▸ WRITTEN PROBLEM:
Identify and pull out each line of the entries in which "Area" occurs.

Chart and figure data:

○ ○ ○ ○

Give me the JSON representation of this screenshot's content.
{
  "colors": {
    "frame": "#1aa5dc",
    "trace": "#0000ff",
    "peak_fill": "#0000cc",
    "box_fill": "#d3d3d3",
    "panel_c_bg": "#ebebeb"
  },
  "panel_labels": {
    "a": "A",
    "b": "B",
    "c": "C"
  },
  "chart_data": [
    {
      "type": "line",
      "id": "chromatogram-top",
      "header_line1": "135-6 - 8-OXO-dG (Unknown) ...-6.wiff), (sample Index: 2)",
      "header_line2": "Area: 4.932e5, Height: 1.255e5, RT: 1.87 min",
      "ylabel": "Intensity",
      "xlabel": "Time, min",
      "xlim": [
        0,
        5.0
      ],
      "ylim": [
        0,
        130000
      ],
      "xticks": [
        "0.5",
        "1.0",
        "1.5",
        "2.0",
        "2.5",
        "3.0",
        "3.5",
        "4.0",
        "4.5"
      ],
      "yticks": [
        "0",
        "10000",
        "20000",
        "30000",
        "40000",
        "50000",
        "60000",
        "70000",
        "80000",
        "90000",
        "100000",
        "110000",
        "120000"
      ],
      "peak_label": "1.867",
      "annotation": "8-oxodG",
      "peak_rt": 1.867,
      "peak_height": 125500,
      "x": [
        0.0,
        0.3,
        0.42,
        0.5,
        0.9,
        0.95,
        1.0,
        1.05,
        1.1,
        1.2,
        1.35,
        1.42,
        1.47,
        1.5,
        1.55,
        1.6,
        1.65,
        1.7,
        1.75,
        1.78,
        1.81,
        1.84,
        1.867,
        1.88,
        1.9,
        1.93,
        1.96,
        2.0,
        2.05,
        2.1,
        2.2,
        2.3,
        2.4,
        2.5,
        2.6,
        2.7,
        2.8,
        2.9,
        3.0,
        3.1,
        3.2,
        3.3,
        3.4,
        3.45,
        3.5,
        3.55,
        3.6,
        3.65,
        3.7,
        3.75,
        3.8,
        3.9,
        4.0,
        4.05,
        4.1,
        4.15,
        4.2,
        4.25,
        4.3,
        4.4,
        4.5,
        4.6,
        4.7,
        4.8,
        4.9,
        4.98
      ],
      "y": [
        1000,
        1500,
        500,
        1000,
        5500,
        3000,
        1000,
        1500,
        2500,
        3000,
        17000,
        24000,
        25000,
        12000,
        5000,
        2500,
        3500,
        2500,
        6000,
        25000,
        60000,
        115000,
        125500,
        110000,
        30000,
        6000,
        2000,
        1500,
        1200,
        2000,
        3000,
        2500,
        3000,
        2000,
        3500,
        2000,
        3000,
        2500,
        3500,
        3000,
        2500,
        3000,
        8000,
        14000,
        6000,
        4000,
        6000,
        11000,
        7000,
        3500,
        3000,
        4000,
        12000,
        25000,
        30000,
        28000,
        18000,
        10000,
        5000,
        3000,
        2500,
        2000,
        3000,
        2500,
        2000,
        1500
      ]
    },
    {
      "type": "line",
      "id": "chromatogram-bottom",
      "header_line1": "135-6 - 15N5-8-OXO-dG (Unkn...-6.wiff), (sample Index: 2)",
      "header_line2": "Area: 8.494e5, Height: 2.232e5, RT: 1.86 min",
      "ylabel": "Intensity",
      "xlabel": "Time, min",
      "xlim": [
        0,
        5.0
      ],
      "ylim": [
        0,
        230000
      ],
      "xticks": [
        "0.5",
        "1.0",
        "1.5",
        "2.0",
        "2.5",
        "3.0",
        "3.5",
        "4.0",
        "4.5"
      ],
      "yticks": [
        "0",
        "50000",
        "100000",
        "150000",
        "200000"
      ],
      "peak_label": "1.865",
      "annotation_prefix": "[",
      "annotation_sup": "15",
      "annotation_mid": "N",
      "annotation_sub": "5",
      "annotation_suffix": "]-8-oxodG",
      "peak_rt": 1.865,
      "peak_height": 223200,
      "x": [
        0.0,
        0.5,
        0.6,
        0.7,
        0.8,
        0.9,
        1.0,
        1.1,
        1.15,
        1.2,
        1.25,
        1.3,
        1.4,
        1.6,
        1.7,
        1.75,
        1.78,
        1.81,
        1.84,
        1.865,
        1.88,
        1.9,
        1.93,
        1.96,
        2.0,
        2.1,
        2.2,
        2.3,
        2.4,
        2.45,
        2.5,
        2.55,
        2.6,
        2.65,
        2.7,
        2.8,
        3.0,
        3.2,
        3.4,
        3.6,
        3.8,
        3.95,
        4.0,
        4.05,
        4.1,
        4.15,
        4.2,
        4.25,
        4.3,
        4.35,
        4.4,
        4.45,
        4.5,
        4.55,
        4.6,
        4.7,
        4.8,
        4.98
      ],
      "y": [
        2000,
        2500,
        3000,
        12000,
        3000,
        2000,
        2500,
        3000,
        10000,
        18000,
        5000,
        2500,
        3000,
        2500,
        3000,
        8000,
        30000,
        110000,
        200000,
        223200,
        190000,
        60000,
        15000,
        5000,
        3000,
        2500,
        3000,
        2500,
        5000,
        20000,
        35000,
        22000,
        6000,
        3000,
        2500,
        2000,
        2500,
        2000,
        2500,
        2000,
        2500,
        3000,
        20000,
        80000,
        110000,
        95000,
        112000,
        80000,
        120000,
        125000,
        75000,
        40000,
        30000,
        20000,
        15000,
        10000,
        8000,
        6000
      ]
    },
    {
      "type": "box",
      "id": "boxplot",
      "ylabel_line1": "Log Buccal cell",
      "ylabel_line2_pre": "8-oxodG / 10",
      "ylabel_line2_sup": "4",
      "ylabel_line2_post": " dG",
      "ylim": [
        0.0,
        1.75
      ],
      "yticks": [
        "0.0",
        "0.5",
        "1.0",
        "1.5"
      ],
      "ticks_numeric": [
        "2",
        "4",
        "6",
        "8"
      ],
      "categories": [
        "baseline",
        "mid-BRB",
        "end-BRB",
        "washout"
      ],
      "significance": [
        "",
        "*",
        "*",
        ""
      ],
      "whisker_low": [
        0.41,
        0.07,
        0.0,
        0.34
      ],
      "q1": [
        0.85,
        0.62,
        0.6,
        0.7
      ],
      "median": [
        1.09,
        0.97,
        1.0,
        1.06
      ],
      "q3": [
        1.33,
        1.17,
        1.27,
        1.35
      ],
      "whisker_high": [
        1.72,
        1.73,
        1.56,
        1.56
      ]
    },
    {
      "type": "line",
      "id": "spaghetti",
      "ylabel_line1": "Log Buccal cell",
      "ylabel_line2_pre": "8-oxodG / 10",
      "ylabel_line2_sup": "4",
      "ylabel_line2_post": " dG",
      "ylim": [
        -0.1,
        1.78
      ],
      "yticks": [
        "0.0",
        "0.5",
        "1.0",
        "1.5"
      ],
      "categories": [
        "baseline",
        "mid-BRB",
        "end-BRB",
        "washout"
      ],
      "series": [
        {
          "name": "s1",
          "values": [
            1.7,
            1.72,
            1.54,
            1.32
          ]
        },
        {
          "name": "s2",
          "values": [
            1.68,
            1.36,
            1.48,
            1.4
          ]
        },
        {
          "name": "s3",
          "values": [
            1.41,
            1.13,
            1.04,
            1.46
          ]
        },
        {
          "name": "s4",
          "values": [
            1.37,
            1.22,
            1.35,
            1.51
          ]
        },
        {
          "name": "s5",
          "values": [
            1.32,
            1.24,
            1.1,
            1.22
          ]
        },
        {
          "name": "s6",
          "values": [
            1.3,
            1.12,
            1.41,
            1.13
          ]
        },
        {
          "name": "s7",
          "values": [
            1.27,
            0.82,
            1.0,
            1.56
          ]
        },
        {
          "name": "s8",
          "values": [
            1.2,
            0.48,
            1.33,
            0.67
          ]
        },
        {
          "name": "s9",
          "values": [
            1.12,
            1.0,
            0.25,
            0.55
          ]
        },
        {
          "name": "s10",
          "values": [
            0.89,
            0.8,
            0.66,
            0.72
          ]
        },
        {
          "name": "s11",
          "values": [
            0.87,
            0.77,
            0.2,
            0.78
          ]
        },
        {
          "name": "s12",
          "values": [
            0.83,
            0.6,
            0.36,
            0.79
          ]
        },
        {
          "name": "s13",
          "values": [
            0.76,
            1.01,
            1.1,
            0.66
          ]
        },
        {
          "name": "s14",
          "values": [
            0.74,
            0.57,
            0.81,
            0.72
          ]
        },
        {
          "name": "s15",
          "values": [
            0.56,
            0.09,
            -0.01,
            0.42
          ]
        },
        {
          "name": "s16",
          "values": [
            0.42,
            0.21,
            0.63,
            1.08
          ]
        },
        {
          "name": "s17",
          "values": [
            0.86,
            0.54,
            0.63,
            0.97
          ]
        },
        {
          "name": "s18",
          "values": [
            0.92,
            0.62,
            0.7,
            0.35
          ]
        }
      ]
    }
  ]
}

○ ○ ○ ○

▸ COMPLETED EXERCISE:
      "header_line2": "Area: 4.932e5, Height: 1.255e5, RT: 1.87 min",
      "header_line2": "Area: 8.494e5, Height: 2.232e5, RT: 1.86 min",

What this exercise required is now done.